Output the data exactly, with every line intact.

Structured figure records:
----------
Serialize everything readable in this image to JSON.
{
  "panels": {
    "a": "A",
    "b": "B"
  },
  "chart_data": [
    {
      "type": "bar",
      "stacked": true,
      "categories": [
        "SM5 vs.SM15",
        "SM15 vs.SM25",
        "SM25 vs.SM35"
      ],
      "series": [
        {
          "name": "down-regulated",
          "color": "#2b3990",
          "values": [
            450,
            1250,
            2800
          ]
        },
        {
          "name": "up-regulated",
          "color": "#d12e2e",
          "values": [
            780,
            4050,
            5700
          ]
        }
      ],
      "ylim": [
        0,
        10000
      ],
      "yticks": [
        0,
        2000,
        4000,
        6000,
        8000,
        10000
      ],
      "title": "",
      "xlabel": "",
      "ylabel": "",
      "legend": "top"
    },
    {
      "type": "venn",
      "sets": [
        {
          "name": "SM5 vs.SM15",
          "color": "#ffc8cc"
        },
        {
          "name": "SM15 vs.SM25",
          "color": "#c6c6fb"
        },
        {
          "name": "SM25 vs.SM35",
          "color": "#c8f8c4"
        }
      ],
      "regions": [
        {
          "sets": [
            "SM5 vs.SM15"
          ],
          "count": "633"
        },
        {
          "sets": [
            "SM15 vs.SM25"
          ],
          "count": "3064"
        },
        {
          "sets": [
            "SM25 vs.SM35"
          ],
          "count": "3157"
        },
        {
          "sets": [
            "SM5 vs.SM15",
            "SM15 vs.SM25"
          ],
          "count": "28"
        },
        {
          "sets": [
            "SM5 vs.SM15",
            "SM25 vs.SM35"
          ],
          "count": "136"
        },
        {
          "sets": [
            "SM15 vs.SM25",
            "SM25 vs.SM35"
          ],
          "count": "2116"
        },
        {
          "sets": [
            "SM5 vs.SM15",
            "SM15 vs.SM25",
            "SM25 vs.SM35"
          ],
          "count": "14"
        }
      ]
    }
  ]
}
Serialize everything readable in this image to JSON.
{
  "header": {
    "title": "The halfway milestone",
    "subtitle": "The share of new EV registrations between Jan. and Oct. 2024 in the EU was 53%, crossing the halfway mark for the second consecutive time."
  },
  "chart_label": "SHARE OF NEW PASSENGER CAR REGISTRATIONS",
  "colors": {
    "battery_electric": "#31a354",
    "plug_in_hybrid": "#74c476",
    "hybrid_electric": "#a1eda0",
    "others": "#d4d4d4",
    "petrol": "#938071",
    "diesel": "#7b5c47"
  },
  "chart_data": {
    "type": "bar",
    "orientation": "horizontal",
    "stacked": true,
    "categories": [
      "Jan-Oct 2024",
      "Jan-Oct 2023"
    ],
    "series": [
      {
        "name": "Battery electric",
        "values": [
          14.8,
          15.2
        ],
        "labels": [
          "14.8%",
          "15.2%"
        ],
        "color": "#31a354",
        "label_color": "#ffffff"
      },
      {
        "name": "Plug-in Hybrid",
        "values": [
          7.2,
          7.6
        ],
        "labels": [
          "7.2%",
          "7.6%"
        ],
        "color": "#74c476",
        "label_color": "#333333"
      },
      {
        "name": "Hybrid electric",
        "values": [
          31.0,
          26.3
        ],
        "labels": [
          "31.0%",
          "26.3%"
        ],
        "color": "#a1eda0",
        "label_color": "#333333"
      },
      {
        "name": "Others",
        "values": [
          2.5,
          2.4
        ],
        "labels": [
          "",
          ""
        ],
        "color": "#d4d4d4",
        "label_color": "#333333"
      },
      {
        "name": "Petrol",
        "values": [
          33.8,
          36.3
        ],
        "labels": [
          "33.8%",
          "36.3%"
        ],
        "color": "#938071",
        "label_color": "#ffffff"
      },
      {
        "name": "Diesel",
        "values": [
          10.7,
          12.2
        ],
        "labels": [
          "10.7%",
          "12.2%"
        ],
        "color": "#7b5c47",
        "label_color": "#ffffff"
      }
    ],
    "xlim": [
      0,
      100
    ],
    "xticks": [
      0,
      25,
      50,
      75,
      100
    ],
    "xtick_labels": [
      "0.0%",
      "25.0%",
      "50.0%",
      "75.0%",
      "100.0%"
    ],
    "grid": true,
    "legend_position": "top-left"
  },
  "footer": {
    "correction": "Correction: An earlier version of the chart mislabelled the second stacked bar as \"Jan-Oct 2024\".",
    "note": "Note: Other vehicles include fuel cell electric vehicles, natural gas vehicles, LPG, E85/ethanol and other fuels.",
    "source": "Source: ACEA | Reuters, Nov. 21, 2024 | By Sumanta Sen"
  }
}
----------
SOLVED PROBLEM:
Serialize everything readable in this image to JSON.
{
  "panels": {
    "a": "A",
    "b": "B"
  },
  "chart_data": [
    {
      "type": "bar",
      "stacked": true,
      "categories": [
        "SM5 vs.SM15",
        "SM15 vs.SM25",
        "SM25 vs.SM35"
      ],
      "series": [
        {
          "name": "down-regulated",
          "color": "#2b3990",
          "values": [
            450,
            1250,
            2800
          ]
        },
        {
          "name": "up-regulated",
          "color": "#d12e2e",
          "values": [
            780,
            4050,
            5700
          ]
        }
      ],
      "ylim": [
        0,
        10000
      ],
      "yticks": [
        0,
        2000,
        4000,
        6000,
        8000,
        10000
      ],
      "title": "",
      "xlabel": "",
      "ylabel": "",
      "legend": "top"
    },
    {
      "type": "venn",
      "sets": [
        {
          "name": "SM5 vs.SM15",
          "color": "#ffc8cc"
        },
        {
          "name": "SM15 vs.SM25",
          "color": "#c6c6fb"
        },
        {
          "name": "SM25 vs.SM35",
          "color": "#c8f8c4"
        }
      ],
      "regions": [
        {
          "sets": [
            "SM5 vs.SM15"
          ],
          "count": "633"
        },
        {
          "sets": [
            "SM15 vs.SM25"
          ],
          "count": "3064"
        },
        {
          "sets": [
            "SM25 vs.SM35"
          ],
          "count": "3157"
        },
        {
          "sets": [
            "SM5 vs.SM15",
            "SM15 vs.SM25"
          ],
          "count": "28"
        },
        {
          "sets": [
            "SM5 vs.SM15",
            "SM25 vs.SM35"
          ],
          "count": "136"
        },
        {
          "sets": [
            "SM15 vs.SM25",
            "SM25 vs.SM35"
          ],
          "count": "2116"
        },
        {
          "sets": [
            "SM5 vs.SM15",
            "SM15 vs.SM25",
            "SM25 vs.SM35"
          ],
          "count": "14"
        }
      ]
    }
  ]
}
Serialize everything readable in this image to JSON.
{
  "header": {
    "title": "The halfway milestone",
    "subtitle": "The share of new EV registrations between Jan. and Oct. 2024 in the EU was 53%, crossing the halfway mark for the second consecutive time."
  },
  "chart_label": "SHARE OF NEW PASSENGER CAR REGISTRATIONS",
  "colors": {
    "battery_electric": "#31a354",
    "plug_in_hybrid": "#74c476",
    "hybrid_electric": "#a1eda0",
    "others": "#d4d4d4",
    "petrol": "#938071",
    "diesel": "#7b5c47"
  },
  "chart_data": {
    "type": "bar",
    "orientation": "horizontal",
    "stacked": true,
    "categories": [
      "Jan-Oct 2024",
      "Jan-Oct 2023"
    ],
    "series": [
      {
        "name": "Battery electric",
        "values": [
          14.8,
          15.2
        ],
        "labels": [
          "14.8%",
          "15.2%"
        ],
        "color": "#31a354",
        "label_color": "#ffffff"
      },
      {
        "name": "Plug-in Hybrid",
        "values": [
          7.2,
          7.6
        ],
        "labels": [
          "7.2%",
          "7.6%"
        ],
        "color": "#74c476",
        "label_color": "#333333"
      },
      {
        "name": "Hybrid electric",
        "values": [
          31.0,
          26.3
        ],
        "labels": [
          "31.0%",
          "26.3%"
        ],
        "color": "#a1eda0",
        "label_color": "#333333"
      },
      {
        "name": "Others",
        "values": [
          2.5,
          2.4
        ],
        "labels": [
          "",
          ""
        ],
        "color": "#d4d4d4",
        "label_color": "#333333"
      },
      {
        "name": "Petrol",
        "values": [
          33.8,
          36.3
        ],
        "labels": [
          "33.8%",
          "36.3%"
        ],
        "color": "#938071",
        "label_color": "#ffffff"
      },
      {
        "name": "Diesel",
        "values": [
          10.7,
          12.2
        ],
        "labels": [
          "10.7%",
          "12.2%"
        ],
        "color": "#7b5c47",
        "label_color": "#ffffff"
      }
    ],
    "xlim": [
      0,
      100
    ],
    "xticks": [
      0,
      25,
      50,
      75,
      100
    ],
    "xtick_labels": [
      "0.0%",
      "25.0%",
      "50.0%",
      "75.0%",
      "100.0%"
    ],
    "grid": true,
    "legend_position": "top-left"
  },
  "footer": {
    "correction": "Correction: An earlier version of the chart mislabelled the second stacked bar as \"Jan-Oct 2024\".",
    "note": "Note: Other vehicles include fuel cell electric vehicles, natural gas vehicles, LPG, E85/ethanol and other fuels.",
    "source": "Source: ACEA | Reuters, Nov. 21, 2024 | By Sumanta Sen"
  }
}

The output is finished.